▶ _RECORD SET_
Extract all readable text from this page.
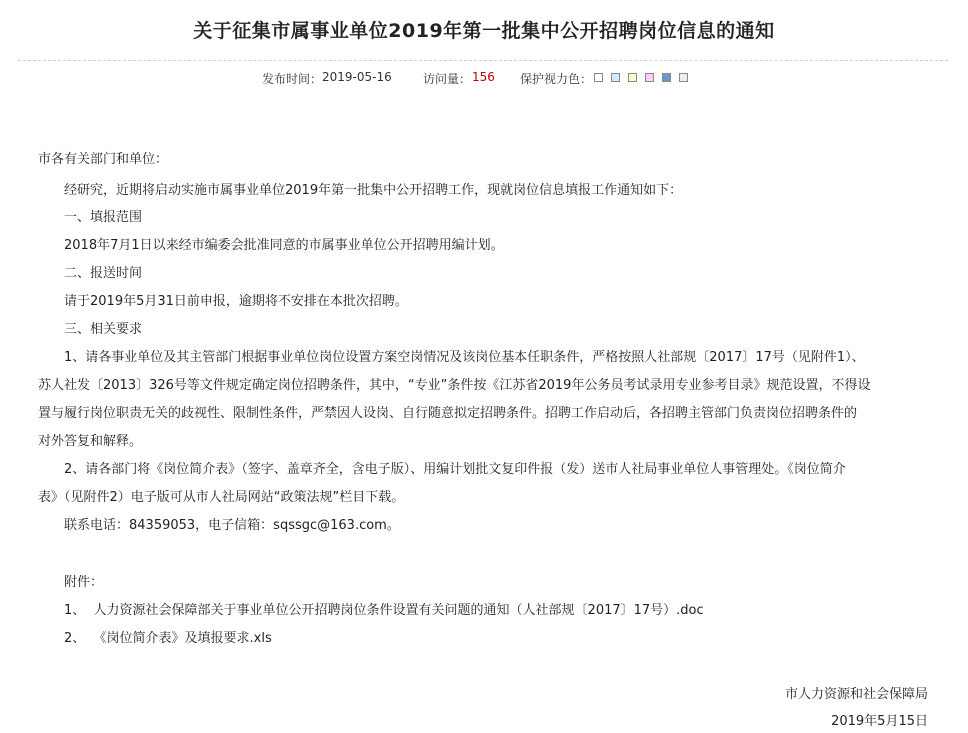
关于征集市属事业单位2019年第一批集中公开招聘岗位信息的通知
发布时间： 2019-05-16	访问量： 156 保护视力色：
市各有关部门和单位：
经研究，近期将启动实施市属事业单位2019年第一批集中公开招聘工作，现就岗位信息填报工作通知如下：
一、填报范围
2018年7月1日以来经市编委会批准同意的市属事业单位公开招聘用编计划。
二、报送时间
请于2019年5月31日前申报，逾期将不安排在本批次招聘。
三、相关要求
1、请各事业单位及其主管部门根据事业单位岗位设置方案空岗情况及该岗位基本任职条件，严格按照人社部规〔2017〕17号（见附件1）、
苏人社发〔2013〕326号等文件规定确定岗位招聘条件，其中，“专业”条件按《江苏省2019年公务员考试录用专业参考目录》规范设置，不得设
置与履行岗位职责无关的歧视性、限制性条件，严禁因人设岗、自行随意拟定招聘条件。招聘工作启动后，各招聘主管部门负责岗位招聘条件的
对外答复和解释。
2、请各部门将《岗位简介表》（签字、盖章齐全，含电子版）、用编计划批文复印件报（发）送市人社局事业单位人事管理处。《岗位简介
表》（见附件2）电子版可从市人社局网站“政策法规”栏目下载。
联系电话：84359053，电子信箱：sqssgc@163.com。
附件：
1、 人力资源社会保障部关于事业单位公开招聘岗位条件设置有关问题的通知（人社部规〔2017〕17号）.doc
2、 《岗位简介表》及填报要求.xls
市人力资源和社会保障局
2019年5月15日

▶ _TASK OBJECTIVE_
Repeat the material above in full and unchanged, minus its images.

▶ _RESULT FOR THIS TASK_
Extract all readable text from this page.
关于征集市属事业单位2019年第一批集中公开招聘岗位信息的通知
发布时间： 2019-05-16	访问量： 156 保护视力色：
市各有关部门和单位：
经研究，近期将启动实施市属事业单位2019年第一批集中公开招聘工作，现就岗位信息填报工作通知如下：
一、填报范围
2018年7月1日以来经市编委会批准同意的市属事业单位公开招聘用编计划。
二、报送时间
请于2019年5月31日前申报，逾期将不安排在本批次招聘。
三、相关要求
1、请各事业单位及其主管部门根据事业单位岗位设置方案空岗情况及该岗位基本任职条件，严格按照人社部规〔2017〕17号（见附件1）、
苏人社发〔2013〕326号等文件规定确定岗位招聘条件，其中，“专业”条件按《江苏省2019年公务员考试录用专业参考目录》规范设置，不得设
置与履行岗位职责无关的歧视性、限制性条件，严禁因人设岗、自行随意拟定招聘条件。招聘工作启动后，各招聘主管部门负责岗位招聘条件的
对外答复和解释。
2、请各部门将《岗位简介表》（签字、盖章齐全，含电子版）、用编计划批文复印件报（发）送市人社局事业单位人事管理处。《岗位简介
表》（见附件2）电子版可从市人社局网站“政策法规”栏目下载。
联系电话：84359053，电子信箱：sqssgc@163.com。
附件：
1、 人力资源社会保障部关于事业单位公开招聘岗位条件设置有关问题的通知（人社部规〔2017〕17号）.doc
2、 《岗位简介表》及填报要求.xls
市人力资源和社会保障局
2019年5月15日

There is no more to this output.